▶ [Set exercise]: Lines holding the string "content" are the ones to copy; find them all in the data.

━━━ Raw records

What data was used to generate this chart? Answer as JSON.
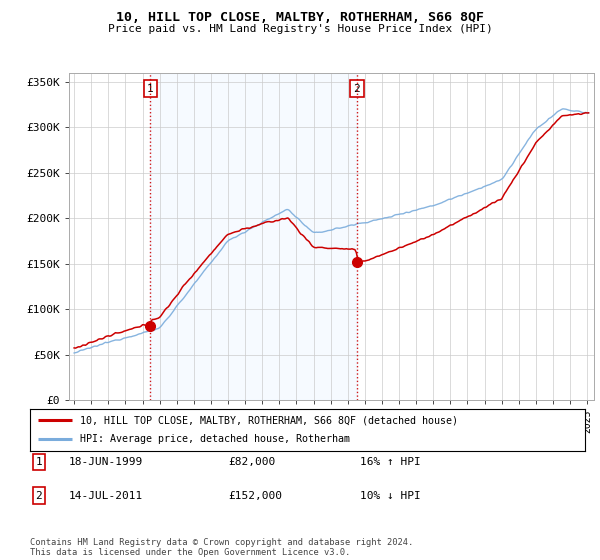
{
  "title": "10, HILL TOP CLOSE, MALTBY, ROTHERHAM, S66 8QF",
  "subtitle": "Price paid vs. HM Land Registry's House Price Index (HPI)",
  "legend_line1": "10, HILL TOP CLOSE, MALTBY, ROTHERHAM, S66 8QF (detached house)",
  "legend_line2": "HPI: Average price, detached house, Rotherham",
  "sale1_label": "1",
  "sale1_date": "18-JUN-1999",
  "sale1_price": "£82,000",
  "sale1_hpi": "16% ↑ HPI",
  "sale1_year": 1999.46,
  "sale1_value": 82000,
  "sale2_label": "2",
  "sale2_date": "14-JUL-2011",
  "sale2_price": "£152,000",
  "sale2_hpi": "10% ↓ HPI",
  "sale2_year": 2011.54,
  "sale2_value": 152000,
  "hpi_color": "#7aacdc",
  "price_color": "#cc0000",
  "vline_color": "#cc0000",
  "shade_color": "#ddeeff",
  "ylim": [
    0,
    360000
  ],
  "yticks": [
    0,
    50000,
    100000,
    150000,
    200000,
    250000,
    300000,
    350000
  ],
  "ytick_labels": [
    "£0",
    "£50K",
    "£100K",
    "£150K",
    "£200K",
    "£250K",
    "£300K",
    "£350K"
  ],
  "footer": "Contains HM Land Registry data © Crown copyright and database right 2024.\nThis data is licensed under the Open Government Licence v3.0.",
  "background_color": "#ffffff",
  "grid_color": "#cccccc"
}
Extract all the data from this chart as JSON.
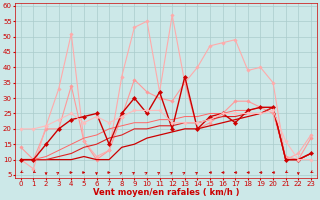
{
  "xlabel": "Vent moyen/en rafales ( km/h )",
  "xlim": [
    -0.5,
    23.5
  ],
  "ylim": [
    4,
    61
  ],
  "yticks": [
    5,
    10,
    15,
    20,
    25,
    30,
    35,
    40,
    45,
    50,
    55,
    60
  ],
  "xticks": [
    0,
    1,
    2,
    3,
    4,
    5,
    6,
    7,
    8,
    9,
    10,
    11,
    12,
    13,
    14,
    15,
    16,
    17,
    18,
    19,
    20,
    21,
    22,
    23
  ],
  "background_color": "#cce8e8",
  "grid_color": "#aacccc",
  "lines": [
    {
      "x": [
        0,
        1,
        2,
        3,
        4,
        5,
        6,
        7,
        8,
        9,
        10,
        11,
        12,
        13,
        14,
        15,
        16,
        17,
        18,
        19,
        20,
        21,
        22,
        23
      ],
      "y": [
        14,
        10,
        20,
        20,
        34,
        16,
        10,
        13,
        24,
        36,
        32,
        30,
        29,
        35,
        20,
        22,
        25,
        29,
        29,
        27,
        25,
        11,
        10,
        17
      ],
      "color": "#ff9999",
      "lw": 0.8,
      "marker": "D",
      "markersize": 1.8
    },
    {
      "x": [
        0,
        1,
        2,
        3,
        4,
        5,
        6,
        7,
        8,
        9,
        10,
        11,
        12,
        13,
        14,
        15,
        16,
        17,
        18,
        19,
        20,
        21,
        22,
        23
      ],
      "y": [
        10,
        7,
        21,
        33,
        51,
        16,
        11,
        13,
        37,
        53,
        55,
        32,
        57,
        35,
        40,
        47,
        48,
        49,
        39,
        40,
        35,
        10,
        12,
        18
      ],
      "color": "#ffaaaa",
      "lw": 0.8,
      "marker": "D",
      "markersize": 1.8
    },
    {
      "x": [
        0,
        1,
        2,
        3,
        4,
        5,
        6,
        7,
        8,
        9,
        10,
        11,
        12,
        13,
        14,
        15,
        16,
        17,
        18,
        19,
        20,
        21,
        22,
        23
      ],
      "y": [
        10,
        10,
        10,
        10,
        10,
        11,
        10,
        10,
        14,
        15,
        17,
        18,
        19,
        20,
        20,
        21,
        22,
        23,
        24,
        25,
        27,
        10,
        10,
        12
      ],
      "color": "#cc0000",
      "lw": 0.9,
      "marker": null,
      "markersize": 0
    },
    {
      "x": [
        0,
        1,
        2,
        3,
        4,
        5,
        6,
        7,
        8,
        9,
        10,
        11,
        12,
        13,
        14,
        15,
        16,
        17,
        18,
        19,
        20,
        21,
        22,
        23
      ],
      "y": [
        10,
        10,
        10,
        11,
        12,
        14,
        15,
        17,
        18,
        20,
        20,
        21,
        21,
        22,
        22,
        23,
        24,
        24,
        25,
        25,
        27,
        10,
        10,
        12
      ],
      "color": "#dd2222",
      "lw": 0.8,
      "marker": null,
      "markersize": 0
    },
    {
      "x": [
        0,
        1,
        2,
        3,
        4,
        5,
        6,
        7,
        8,
        9,
        10,
        11,
        12,
        13,
        14,
        15,
        16,
        17,
        18,
        19,
        20,
        21,
        22,
        23
      ],
      "y": [
        10,
        10,
        11,
        13,
        15,
        17,
        18,
        20,
        21,
        22,
        22,
        23,
        23,
        24,
        24,
        25,
        25,
        26,
        26,
        27,
        27,
        10,
        10,
        12
      ],
      "color": "#ff6666",
      "lw": 0.7,
      "marker": null,
      "markersize": 0
    },
    {
      "x": [
        0,
        1,
        2,
        3,
        4,
        5,
        6,
        7,
        8,
        9,
        10,
        11,
        12,
        13,
        14,
        15,
        16,
        17,
        18,
        19,
        20,
        21,
        22,
        23
      ],
      "y": [
        10,
        10,
        15,
        20,
        23,
        24,
        25,
        15,
        25,
        30,
        25,
        32,
        20,
        37,
        20,
        24,
        25,
        22,
        26,
        27,
        27,
        10,
        10,
        12
      ],
      "color": "#cc0000",
      "lw": 1.0,
      "marker": "D",
      "markersize": 2.2
    },
    {
      "x": [
        0,
        1,
        2,
        3,
        4,
        5,
        6,
        7,
        8,
        9,
        10,
        11,
        12,
        13,
        14,
        15,
        16,
        17,
        18,
        19,
        20,
        21,
        22,
        23
      ],
      "y": [
        20,
        20,
        21,
        23,
        25,
        22,
        24,
        22,
        24,
        26,
        26,
        26,
        22,
        22,
        22,
        23,
        25,
        25,
        25,
        25,
        26,
        16,
        10,
        10
      ],
      "color": "#ffbbbb",
      "lw": 0.8,
      "marker": "D",
      "markersize": 1.8
    }
  ],
  "wind_symbols": [
    {
      "x": 0,
      "type": "down-left"
    },
    {
      "x": 1,
      "type": "down-left"
    },
    {
      "x": 2,
      "type": "down"
    },
    {
      "x": 3,
      "type": "up-right"
    },
    {
      "x": 4,
      "type": "right"
    },
    {
      "x": 5,
      "type": "right"
    },
    {
      "x": 6,
      "type": "down"
    },
    {
      "x": 7,
      "type": "right"
    },
    {
      "x": 8,
      "type": "up-right"
    },
    {
      "x": 9,
      "type": "up-right"
    },
    {
      "x": 10,
      "type": "up-right"
    },
    {
      "x": 11,
      "type": "up-right"
    },
    {
      "x": 12,
      "type": "up-right"
    },
    {
      "x": 13,
      "type": "up-right"
    },
    {
      "x": 14,
      "type": "up-right"
    },
    {
      "x": 15,
      "type": "left"
    },
    {
      "x": 16,
      "type": "left"
    },
    {
      "x": 17,
      "type": "left"
    },
    {
      "x": 18,
      "type": "left"
    },
    {
      "x": 19,
      "type": "left"
    },
    {
      "x": 20,
      "type": "left"
    },
    {
      "x": 21,
      "type": "down-left"
    },
    {
      "x": 22,
      "type": "down"
    },
    {
      "x": 23,
      "type": "down-left"
    }
  ],
  "arrow_color": "#cc0000",
  "label_color": "#cc0000",
  "tick_fontsize": 5,
  "xlabel_fontsize": 6
}
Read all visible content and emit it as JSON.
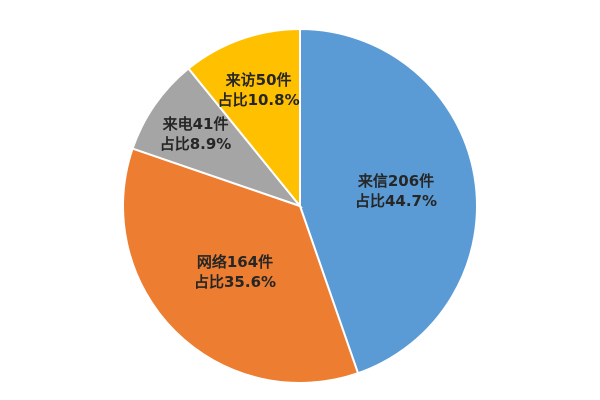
{
  "chart_data": {
    "type": "pie",
    "slices": [
      {
        "category": "来信",
        "count": 206,
        "count_text": "206件",
        "percent": 44.7,
        "percent_text": "占比44.7%",
        "color": "#5B9BD5"
      },
      {
        "category": "网络",
        "count": 164,
        "count_text": "164件",
        "percent": 35.6,
        "percent_text": "占比35.6%",
        "color": "#ED7D31"
      },
      {
        "category": "来电",
        "count": 41,
        "count_text": "41件",
        "percent": 8.9,
        "percent_text": "占比8.9%",
        "color": "#A5A5A5"
      },
      {
        "category": "来访",
        "count": 50,
        "count_text": "50件",
        "percent": 10.8,
        "percent_text": "占比10.8%",
        "color": "#FFC000"
      }
    ],
    "start_angle": "12 o'clock",
    "direction": "clockwise",
    "legend": "none",
    "labels": "inside-slices"
  }
}
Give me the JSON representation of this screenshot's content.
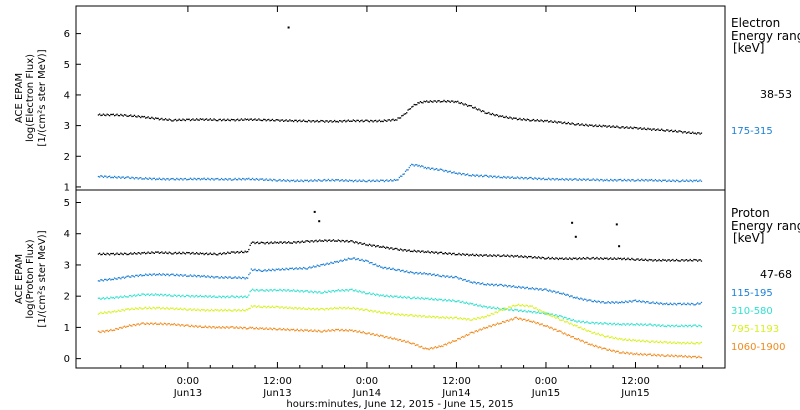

━━━━━━

▶ [Completed exercise]:
Read all visible content and emit it as JSON.
Give me the JSON representation of this screenshot's content.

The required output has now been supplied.